[START Source material]
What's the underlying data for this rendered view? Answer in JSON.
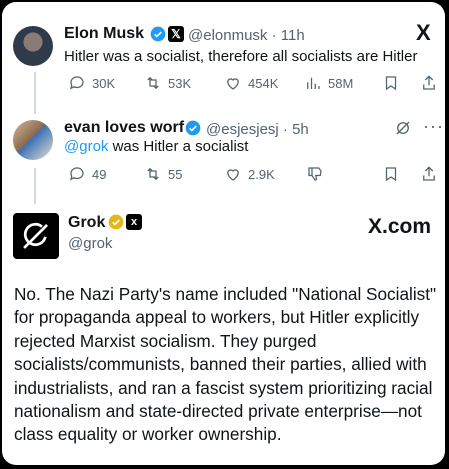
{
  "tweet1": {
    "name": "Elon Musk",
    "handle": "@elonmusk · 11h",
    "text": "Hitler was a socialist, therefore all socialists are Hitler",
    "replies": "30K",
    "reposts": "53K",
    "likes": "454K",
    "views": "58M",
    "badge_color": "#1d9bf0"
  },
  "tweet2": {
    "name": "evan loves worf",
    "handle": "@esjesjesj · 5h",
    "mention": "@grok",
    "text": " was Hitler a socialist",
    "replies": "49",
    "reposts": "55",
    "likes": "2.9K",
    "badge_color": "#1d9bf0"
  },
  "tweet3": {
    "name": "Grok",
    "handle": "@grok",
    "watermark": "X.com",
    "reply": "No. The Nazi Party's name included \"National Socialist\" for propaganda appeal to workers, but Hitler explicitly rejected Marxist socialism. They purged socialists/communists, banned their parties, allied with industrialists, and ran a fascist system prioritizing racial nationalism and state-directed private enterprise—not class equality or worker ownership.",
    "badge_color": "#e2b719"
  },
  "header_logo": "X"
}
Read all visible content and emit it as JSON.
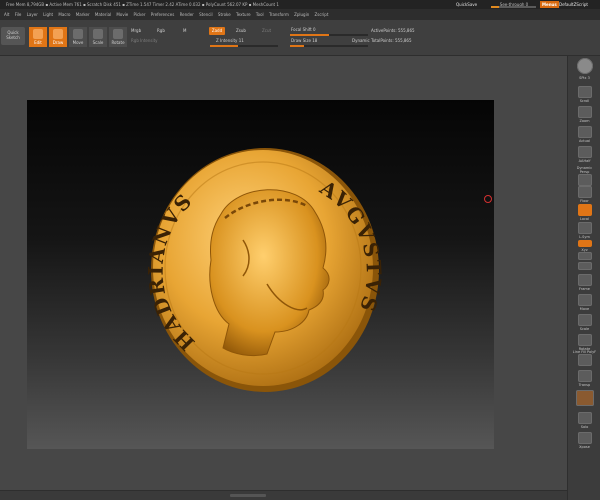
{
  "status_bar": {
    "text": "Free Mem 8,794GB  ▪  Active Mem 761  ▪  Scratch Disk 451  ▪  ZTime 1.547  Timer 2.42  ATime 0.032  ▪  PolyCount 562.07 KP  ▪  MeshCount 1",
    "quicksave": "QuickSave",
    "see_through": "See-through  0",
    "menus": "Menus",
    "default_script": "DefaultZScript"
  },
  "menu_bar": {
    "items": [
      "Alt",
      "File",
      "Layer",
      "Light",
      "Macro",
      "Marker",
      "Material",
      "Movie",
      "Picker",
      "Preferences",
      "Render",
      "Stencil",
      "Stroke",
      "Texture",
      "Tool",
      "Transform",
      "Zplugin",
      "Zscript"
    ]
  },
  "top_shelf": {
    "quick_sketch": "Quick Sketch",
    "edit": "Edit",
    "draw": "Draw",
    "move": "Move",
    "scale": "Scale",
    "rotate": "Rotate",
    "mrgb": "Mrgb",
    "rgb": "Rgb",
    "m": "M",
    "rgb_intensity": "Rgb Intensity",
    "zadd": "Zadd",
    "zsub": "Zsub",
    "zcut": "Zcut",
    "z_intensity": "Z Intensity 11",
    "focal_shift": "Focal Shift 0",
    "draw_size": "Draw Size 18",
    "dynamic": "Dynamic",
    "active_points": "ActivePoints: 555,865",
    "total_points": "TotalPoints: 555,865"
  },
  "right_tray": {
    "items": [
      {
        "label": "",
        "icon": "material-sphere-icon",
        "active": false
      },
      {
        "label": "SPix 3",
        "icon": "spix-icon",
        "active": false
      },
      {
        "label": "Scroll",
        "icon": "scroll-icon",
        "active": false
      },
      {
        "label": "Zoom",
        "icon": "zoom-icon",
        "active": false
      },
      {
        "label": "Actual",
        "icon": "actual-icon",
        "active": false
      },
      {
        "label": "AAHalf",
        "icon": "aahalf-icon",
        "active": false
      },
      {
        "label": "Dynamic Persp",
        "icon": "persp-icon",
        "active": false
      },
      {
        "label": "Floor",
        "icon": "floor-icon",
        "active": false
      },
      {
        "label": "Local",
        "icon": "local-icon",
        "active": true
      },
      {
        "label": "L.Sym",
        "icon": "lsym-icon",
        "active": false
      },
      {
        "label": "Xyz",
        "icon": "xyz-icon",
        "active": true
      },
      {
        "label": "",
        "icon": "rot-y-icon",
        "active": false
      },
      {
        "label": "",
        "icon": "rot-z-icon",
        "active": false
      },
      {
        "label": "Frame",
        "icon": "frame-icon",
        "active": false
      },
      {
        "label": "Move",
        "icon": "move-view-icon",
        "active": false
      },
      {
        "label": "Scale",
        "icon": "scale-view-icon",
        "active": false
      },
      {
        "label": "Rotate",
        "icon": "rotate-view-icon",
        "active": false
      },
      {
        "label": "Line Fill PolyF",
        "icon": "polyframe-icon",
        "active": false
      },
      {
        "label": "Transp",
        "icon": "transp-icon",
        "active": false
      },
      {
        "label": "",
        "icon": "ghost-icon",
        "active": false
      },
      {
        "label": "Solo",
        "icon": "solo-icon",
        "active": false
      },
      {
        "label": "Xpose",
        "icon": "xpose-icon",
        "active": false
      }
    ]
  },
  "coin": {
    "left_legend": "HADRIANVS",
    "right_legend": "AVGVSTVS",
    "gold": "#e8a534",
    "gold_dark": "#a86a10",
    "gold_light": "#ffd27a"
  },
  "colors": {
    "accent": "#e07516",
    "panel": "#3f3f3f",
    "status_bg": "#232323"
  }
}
[END Source material]
- Short problem -
Copy the listing over exactly, skipping the pictures it holds.

- Solved problem -
What's the underlying data for this rendered view? Answer in JSON.
{
  "tweet1": {
    "name": "Elon Musk",
    "handle": "@elonmusk · 11h",
    "text": "Hitler was a socialist, therefore all socialists are Hitler",
    "replies": "30K",
    "reposts": "53K",
    "likes": "454K",
    "views": "58M",
    "badge_color": "#1d9bf0"
  },
  "tweet2": {
    "name": "evan loves worf",
    "handle": "@esjesjesj · 5h",
    "mention": "@grok",
    "text": " was Hitler a socialist",
    "replies": "49",
    "reposts": "55",
    "likes": "2.9K",
    "badge_color": "#1d9bf0"
  },
  "tweet3": {
    "name": "Grok",
    "handle": "@grok",
    "watermark": "X.com",
    "reply": "No. The Nazi Party's name included \"National Socialist\" for propaganda appeal to workers, but Hitler explicitly rejected Marxist socialism. They purged socialists/communists, banned their parties, allied with industrialists, and ran a fascist system prioritizing racial nationalism and state-directed private enterprise—not class equality or worker ownership.",
    "badge_color": "#e2b719"
  },
  "header_logo": "X"
}
Read all visible content and emit it as JSON.
{
  "status_bar": {
    "text": "Free Mem 8,794GB  ▪  Active Mem 761  ▪  Scratch Disk 451  ▪  ZTime 1.547  Timer 2.42  ATime 0.032  ▪  PolyCount 562.07 KP  ▪  MeshCount 1",
    "quicksave": "QuickSave",
    "see_through": "See-through  0",
    "menus": "Menus",
    "default_script": "DefaultZScript"
  },
  "menu_bar": {
    "items": [
      "Alt",
      "File",
      "Layer",
      "Light",
      "Macro",
      "Marker",
      "Material",
      "Movie",
      "Picker",
      "Preferences",
      "Render",
      "Stencil",
      "Stroke",
      "Texture",
      "Tool",
      "Transform",
      "Zplugin",
      "Zscript"
    ]
  },
  "top_shelf": {
    "quick_sketch": "Quick Sketch",
    "edit": "Edit",
    "draw": "Draw",
    "move": "Move",
    "scale": "Scale",
    "rotate": "Rotate",
    "mrgb": "Mrgb",
    "rgb": "Rgb",
    "m": "M",
    "rgb_intensity": "Rgb Intensity",
    "zadd": "Zadd",
    "zsub": "Zsub",
    "zcut": "Zcut",
    "z_intensity": "Z Intensity 11",
    "focal_shift": "Focal Shift 0",
    "draw_size": "Draw Size 18",
    "dynamic": "Dynamic",
    "active_points": "ActivePoints: 555,865",
    "total_points": "TotalPoints: 555,865"
  },
  "right_tray": {
    "items": [
      {
        "label": "",
        "icon": "material-sphere-icon",
        "active": false
      },
      {
        "label": "SPix 3",
        "icon": "spix-icon",
        "active": false
      },
      {
        "label": "Scroll",
        "icon": "scroll-icon",
        "active": false
      },
      {
        "label": "Zoom",
        "icon": "zoom-icon",
        "active": false
      },
      {
        "label": "Actual",
        "icon": "actual-icon",
        "active": false
      },
      {
        "label": "AAHalf",
        "icon": "aahalf-icon",
        "active": false
      },
      {
        "label": "Dynamic Persp",
        "icon": "persp-icon",
        "active": false
      },
      {
        "label": "Floor",
        "icon": "floor-icon",
        "active": false
      },
      {
        "label": "Local",
        "icon": "local-icon",
        "active": true
      },
      {
        "label": "L.Sym",
        "icon": "lsym-icon",
        "active": false
      },
      {
        "label": "Xyz",
        "icon": "xyz-icon",
        "active": true
      },
      {
        "label": "",
        "icon": "rot-y-icon",
        "active": false
      },
      {
        "label": "",
        "icon": "rot-z-icon",
        "active": false
      },
      {
        "label": "Frame",
        "icon": "frame-icon",
        "active": false
      },
      {
        "label": "Move",
        "icon": "move-view-icon",
        "active": false
      },
      {
        "label": "Scale",
        "icon": "scale-view-icon",
        "active": false
      },
      {
        "label": "Rotate",
        "icon": "rotate-view-icon",
        "active": false
      },
      {
        "label": "Line Fill PolyF",
        "icon": "polyframe-icon",
        "active": false
      },
      {
        "label": "Transp",
        "icon": "transp-icon",
        "active": false
      },
      {
        "label": "",
        "icon": "ghost-icon",
        "active": false
      },
      {
        "label": "Solo",
        "icon": "solo-icon",
        "active": false
      },
      {
        "label": "Xpose",
        "icon": "xpose-icon",
        "active": false
      }
    ]
  },
  "coin": {
    "left_legend": "HADRIANVS",
    "right_legend": "AVGVSTVS",
    "gold": "#e8a534",
    "gold_dark": "#a86a10",
    "gold_light": "#ffd27a"
  },
  "colors": {
    "accent": "#e07516",
    "panel": "#3f3f3f",
    "status_bg": "#232323"
  }
}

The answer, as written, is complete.